● **Work to be completed**: Each line below should be quoted exactly, please.

● **Listed entries**:
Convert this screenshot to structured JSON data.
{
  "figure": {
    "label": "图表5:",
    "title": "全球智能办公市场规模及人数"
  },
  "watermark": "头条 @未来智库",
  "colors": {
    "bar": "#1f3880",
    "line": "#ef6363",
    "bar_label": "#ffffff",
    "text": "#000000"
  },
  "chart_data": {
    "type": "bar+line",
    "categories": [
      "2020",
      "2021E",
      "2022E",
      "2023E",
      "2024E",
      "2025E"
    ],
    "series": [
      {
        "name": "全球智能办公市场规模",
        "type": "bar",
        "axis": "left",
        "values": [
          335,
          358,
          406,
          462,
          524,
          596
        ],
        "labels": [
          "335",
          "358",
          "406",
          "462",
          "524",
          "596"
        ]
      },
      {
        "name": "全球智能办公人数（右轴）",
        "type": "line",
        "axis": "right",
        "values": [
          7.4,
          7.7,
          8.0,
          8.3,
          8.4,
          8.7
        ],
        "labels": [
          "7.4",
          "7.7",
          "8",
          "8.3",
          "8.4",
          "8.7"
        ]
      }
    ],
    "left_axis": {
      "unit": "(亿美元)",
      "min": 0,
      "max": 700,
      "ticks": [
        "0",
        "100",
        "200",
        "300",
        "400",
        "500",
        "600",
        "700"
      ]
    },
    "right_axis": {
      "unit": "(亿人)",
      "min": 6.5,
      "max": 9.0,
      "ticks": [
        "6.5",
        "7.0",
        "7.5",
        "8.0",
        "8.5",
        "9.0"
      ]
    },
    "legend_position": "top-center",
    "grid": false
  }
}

● **The result**:
Convert this screenshot to structured JSON data.
{
  "figure": {
    "label": "图表5:",
    "title": "全球智能办公市场规模及人数"
  },
  "watermark": "头条 @未来智库",
  "colors": {
    "bar": "#1f3880",
    "line": "#ef6363",
    "bar_label": "#ffffff",
    "text": "#000000"
  },
  "chart_data": {
    "type": "bar+line",
    "categories": [
      "2020",
      "2021E",
      "2022E",
      "2023E",
      "2024E",
      "2025E"
    ],
    "series": [
      {
        "name": "全球智能办公市场规模",
        "type": "bar",
        "axis": "left",
        "values": [
          335,
          358,
          406,
          462,
          524,
          596
        ],
        "labels": [
          "335",
          "358",
          "406",
          "462",
          "524",
          "596"
        ]
      },
      {
        "name": "全球智能办公人数（右轴）",
        "type": "line",
        "axis": "right",
        "values": [
          7.4,
          7.7,
          8.0,
          8.3,
          8.4,
          8.7
        ],
        "labels": [
          "7.4",
          "7.7",
          "8",
          "8.3",
          "8.4",
          "8.7"
        ]
      }
    ],
    "left_axis": {
      "unit": "(亿美元)",
      "min": 0,
      "max": 700,
      "ticks": [
        "0",
        "100",
        "200",
        "300",
        "400",
        "500",
        "600",
        "700"
      ]
    },
    "right_axis": {
      "unit": "(亿人)",
      "min": 6.5,
      "max": 9.0,
      "ticks": [
        "6.5",
        "7.0",
        "7.5",
        "8.0",
        "8.5",
        "9.0"
      ]
    },
    "legend_position": "top-center",
    "grid": false
  }
}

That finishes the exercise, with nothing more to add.